> _Excerpt to read_:
Category Archives: Saki

The Unrest-Cure and Other Stories by Saki

This New York Review Books edition of The Un-rest Cure and Other Stories by Saki is a compilation from several different collections. There’s a total of 26 stories here:

From Reginald:

Reginald at the Carlton

Reginald on Besetting Sins

Reginald’s Drama 

From Reginald in Russia:

The Reticence of Lady Anne

The Strategist

From The Chronicles of Clovis

Tobermory

Mrs. Packlehide’s Tiger

The Stampeding of Lady Bastable

The Unrest-Cure

Sredni Vashtar

Adrian

The Quest

The Peace Offering

The Talking-out of Tarrington

The Hounds of Fate

From Beasts and Superbeasts:

The Boar-Pig

The Open Window

The Cobweb

Fur

From the Toys of Peace:

The Guests

The Penance

Bertie’s Christmas Eve

Quail Seed

Mark

Fate

The Seven Cream Jugs

the unrest cureSaki, whose real name was H. H. Munro (1870-1916), was a British satirist best remembered for his many short stories which skewered and satirized Edwardian society. New York Review Books took a chance with this volume as these collections are free for the kindle, but in this volume, the wit of Saki is paired with the art of Edward Gorey, and it’s an excellent match.

You can’t read these droll stories and imagine for a moment that you are reading anything but a British novelist, and the amusing Reginald stories, full of one-liners, reminded me of PG. Wodehouse more than anyone else. Reginald’s wit is often at the expense of his listening audience–people who just don’t ‘get it.’ In Reginald at the Carleton, the duchess and Reginald converse and touch on the subject of Lady Beauwhistle’s aunt, a woman the duchess claims is “sweet.”

> _Job 1_: Which stories does the book review list under Beasts and Superbeasts?
> _Job 2_: In the book review, whose art is paired with Saki's stories in this edition?
> _Job 3_: Write the next few sentences of the review of the Saki collection, picking up after its final sentence.
The records that come next have nothing to do with the book review.

Layout coordinate data
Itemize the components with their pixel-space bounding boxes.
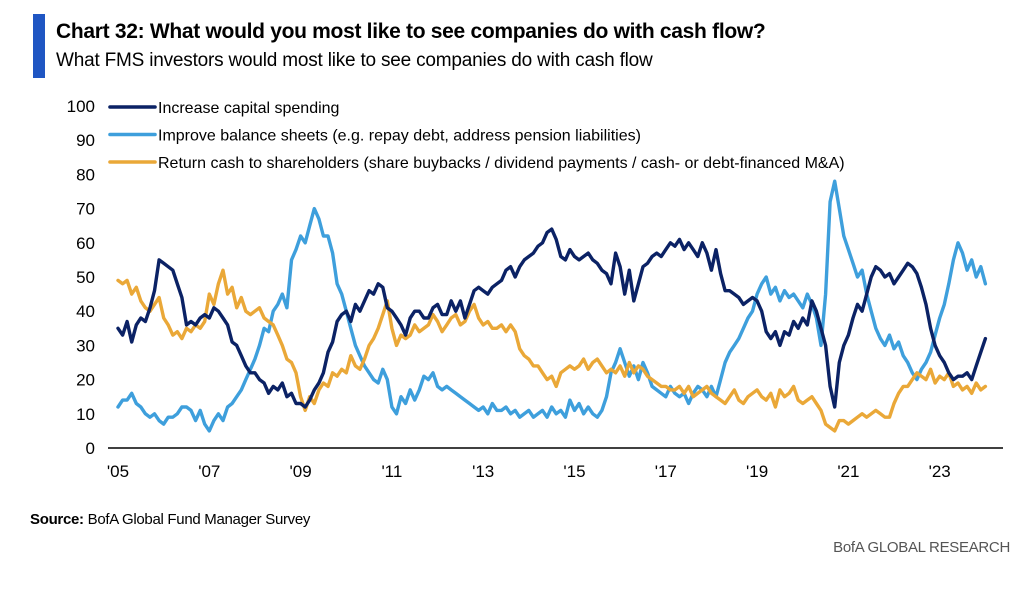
legend-label: Improve balance sheets (e.g. repay debt,… bbox=[158, 128, 641, 145]
y-tick-label: 100 bbox=[67, 97, 95, 116]
source-note: Source: BofA Global Fund Manager Survey bbox=[30, 511, 310, 528]
x-tick-label: '07 bbox=[198, 462, 220, 481]
capex-series-line bbox=[116, 227, 988, 409]
legend: Increase capital spending Improve balance… bbox=[108, 100, 845, 172]
legend-label: Return cash to shareholders (share buyba… bbox=[158, 155, 845, 172]
y-tick-label: 40 bbox=[76, 302, 95, 321]
source-label: Source: bbox=[30, 511, 84, 528]
title-accent-bar bbox=[33, 14, 45, 78]
brand-label: BofA GLOBAL RESEARCH bbox=[833, 539, 1010, 556]
series-lines bbox=[116, 179, 988, 433]
legend-item-return-cash: Return cash to shareholders (share buyba… bbox=[108, 155, 845, 172]
y-tick-label: 20 bbox=[76, 371, 95, 390]
legend-label: Increase capital spending bbox=[158, 100, 339, 117]
y-tick-label: 80 bbox=[76, 165, 95, 184]
chart-title: Chart 32: What would you most like to se… bbox=[56, 20, 766, 43]
x-tick-label: '17 bbox=[655, 462, 677, 481]
x-tick-label: '19 bbox=[746, 462, 768, 481]
return-cash-series-line bbox=[116, 268, 988, 433]
x-tick-label: '09 bbox=[290, 462, 312, 481]
x-axis: '05 '07 '09 '11 '13 '15 '17 '19 '21 '23 bbox=[107, 462, 951, 481]
legend-item-capex: Increase capital spending bbox=[108, 100, 339, 117]
y-axis: 0 10 20 30 40 50 60 70 80 90 100 bbox=[67, 97, 95, 458]
legend-item-balance-sheet: Improve balance sheets (e.g. repay debt,… bbox=[108, 128, 641, 145]
source-text: BofA Global Fund Manager Survey bbox=[87, 511, 311, 528]
y-tick-label: 90 bbox=[76, 131, 95, 150]
y-tick-label: 70 bbox=[76, 200, 95, 219]
balance-sheet-series-line bbox=[116, 179, 988, 433]
y-tick-label: 60 bbox=[76, 234, 95, 253]
x-tick-label: '11 bbox=[381, 462, 402, 481]
x-tick-label: '15 bbox=[563, 462, 585, 481]
y-tick-label: 30 bbox=[76, 336, 95, 355]
x-tick-label: '21 bbox=[837, 462, 859, 481]
y-tick-label: 50 bbox=[76, 268, 95, 287]
x-tick-label: '05 bbox=[107, 462, 129, 481]
x-tick-label: '23 bbox=[929, 462, 951, 481]
y-tick-label: 10 bbox=[76, 405, 95, 424]
y-tick-label: 0 bbox=[86, 439, 95, 458]
chart-subtitle: What FMS investors would most like to se… bbox=[56, 50, 653, 71]
x-tick-label: '13 bbox=[472, 462, 494, 481]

> _Right answer 1_: The Boar-Pig, The Open Window, The Cobweb, Fur

> _Right answer 2_: Edward Gorey's

> _Right answer 3_:
“And so silly. In these days of the overeducation of women, she’s quite refreshing. They say some people went through the siege of Paris without knowing that France and Germany were at war, but the Beauwhistle aunt is credited with having passed the whole winter in Paris under the impression that the Humberts were a kind of bicycle….”

But for this reader, the best stories in the collection are The Chronicles of Clovis. These hilarious, subversive tales, rife with mischief & savage wit, are superb. I simply loved Clovis, a young man who undermines the decorum of Edwardian society at every opportunity, and behind that comment comes the thought that I would love to be Clovis, stirring up mayhem every chance I got.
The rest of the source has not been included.